» **Exercise details**
Repeat every record below exactly, leaving out the pictures.

» **Source material**
____

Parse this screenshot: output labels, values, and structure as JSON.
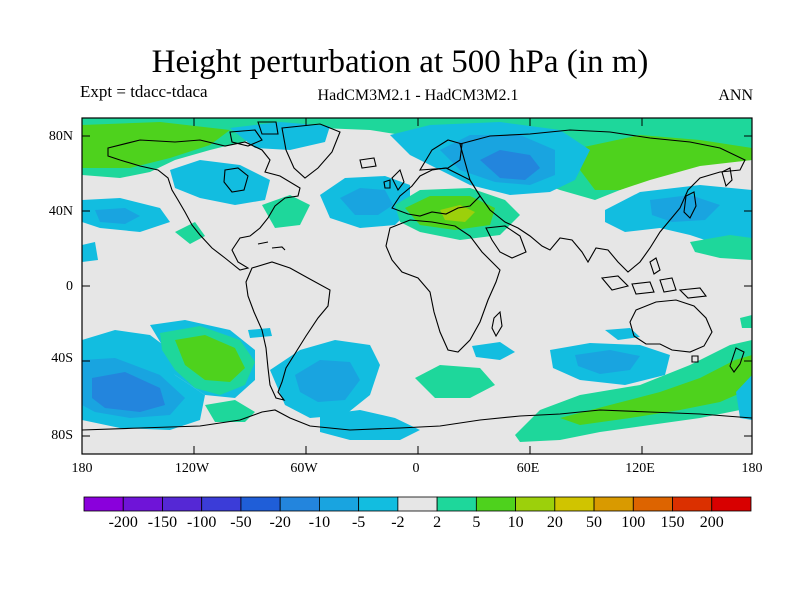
{
  "title": "Height perturbation at 500 hPa (in m)",
  "left_label": "Expt = tdacc-tdaca",
  "center_label": "HadCM3M2.1 - HadCM3M2.1",
  "right_label": "ANN",
  "lat_ticks": [
    "80N",
    "40N",
    "0",
    "40S",
    "80S"
  ],
  "lon_ticks": [
    "180",
    "120W",
    "60W",
    "0",
    "60E",
    "120E",
    "180"
  ],
  "colorbar": {
    "labels": [
      "-200",
      "-150",
      "-100",
      "-50",
      "-20",
      "-10",
      "-5",
      "-2",
      "2",
      "5",
      "10",
      "20",
      "50",
      "100",
      "150",
      "200"
    ],
    "colors": [
      "#8a00dc",
      "#6f14d8",
      "#5528d5",
      "#3b3cd8",
      "#1f5ed8",
      "#2385dd",
      "#19a4e0",
      "#12bde0",
      "#e6e6e6",
      "#1ed79b",
      "#4ed21d",
      "#9cd00b",
      "#d0c400",
      "#d99a00",
      "#dd6400",
      "#db3000",
      "#d80000"
    ]
  },
  "field_colors": {
    "background": "#e6e6e6",
    "neg_light": "#12bde0",
    "neg_mid": "#19a4e0",
    "neg_strong": "#2385dd",
    "pos_light": "#1ed79b",
    "pos_mid": "#4ed21d",
    "pos_strong": "#9cd00b"
  }
}
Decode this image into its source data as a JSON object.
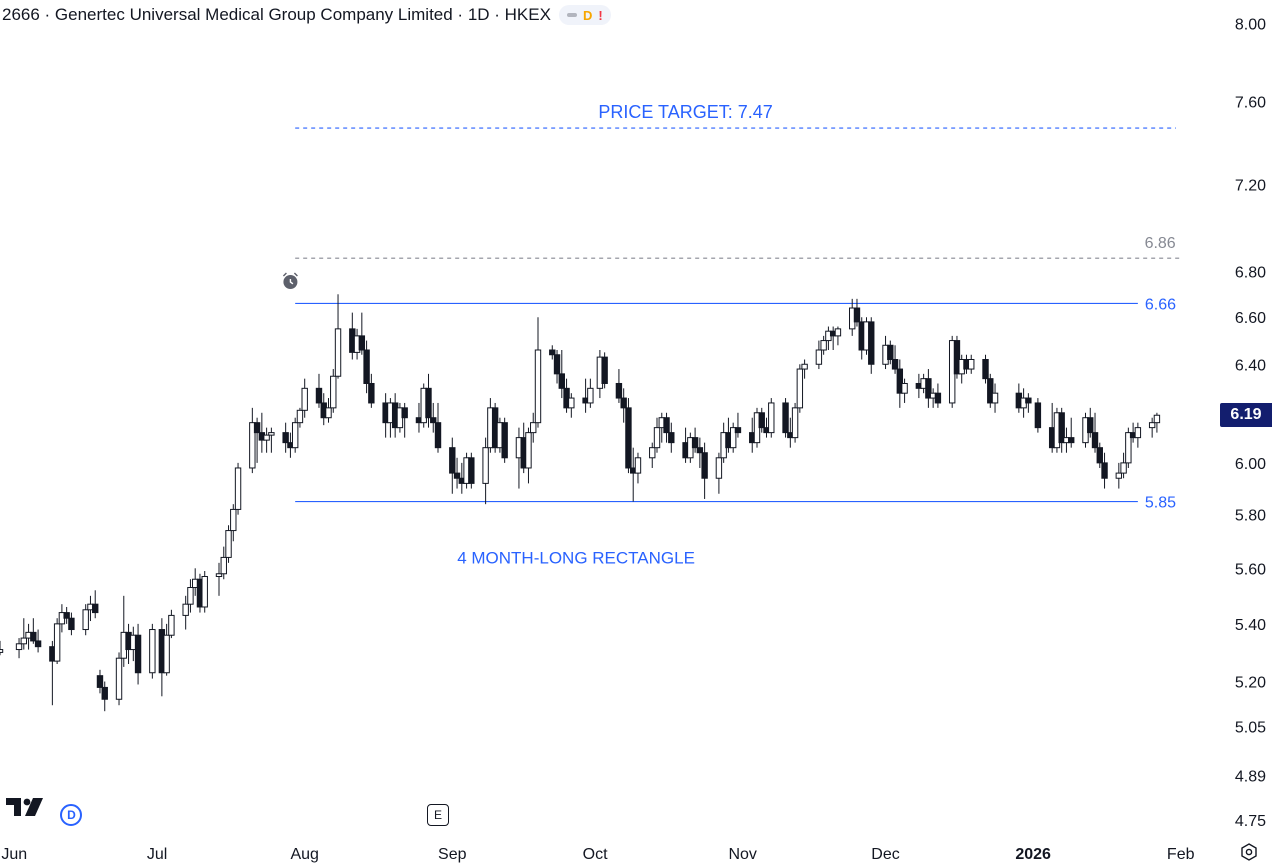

____

» **Response to this exercise**
Parse this screenshot: output labels, values, and structure as JSON.
{
  "title": "Height perturbation at 500 hPa (in m)",
  "left_label": "Expt = tdacc-tdaca",
  "center_label": "HadCM3M2.1 - HadCM3M2.1",
  "right_label": "ANN",
  "lat_ticks": [
    "80N",
    "40N",
    "0",
    "40S",
    "80S"
  ],
  "lon_ticks": [
    "180",
    "120W",
    "60W",
    "0",
    "60E",
    "120E",
    "180"
  ],
  "colorbar": {
    "labels": [
      "-200",
      "-150",
      "-100",
      "-50",
      "-20",
      "-10",
      "-5",
      "-2",
      "2",
      "5",
      "10",
      "20",
      "50",
      "100",
      "150",
      "200"
    ],
    "colors": [
      "#8a00dc",
      "#6f14d8",
      "#5528d5",
      "#3b3cd8",
      "#1f5ed8",
      "#2385dd",
      "#19a4e0",
      "#12bde0",
      "#e6e6e6",
      "#1ed79b",
      "#4ed21d",
      "#9cd00b",
      "#d0c400",
      "#d99a00",
      "#dd6400",
      "#db3000",
      "#d80000"
    ]
  },
  "field_colors": {
    "background": "#e6e6e6",
    "neg_light": "#12bde0",
    "neg_mid": "#19a4e0",
    "neg_strong": "#2385dd",
    "pos_light": "#1ed79b",
    "pos_mid": "#4ed21d",
    "pos_strong": "#9cd00b"
  }
}
Decode this image into its source data as a JSON object.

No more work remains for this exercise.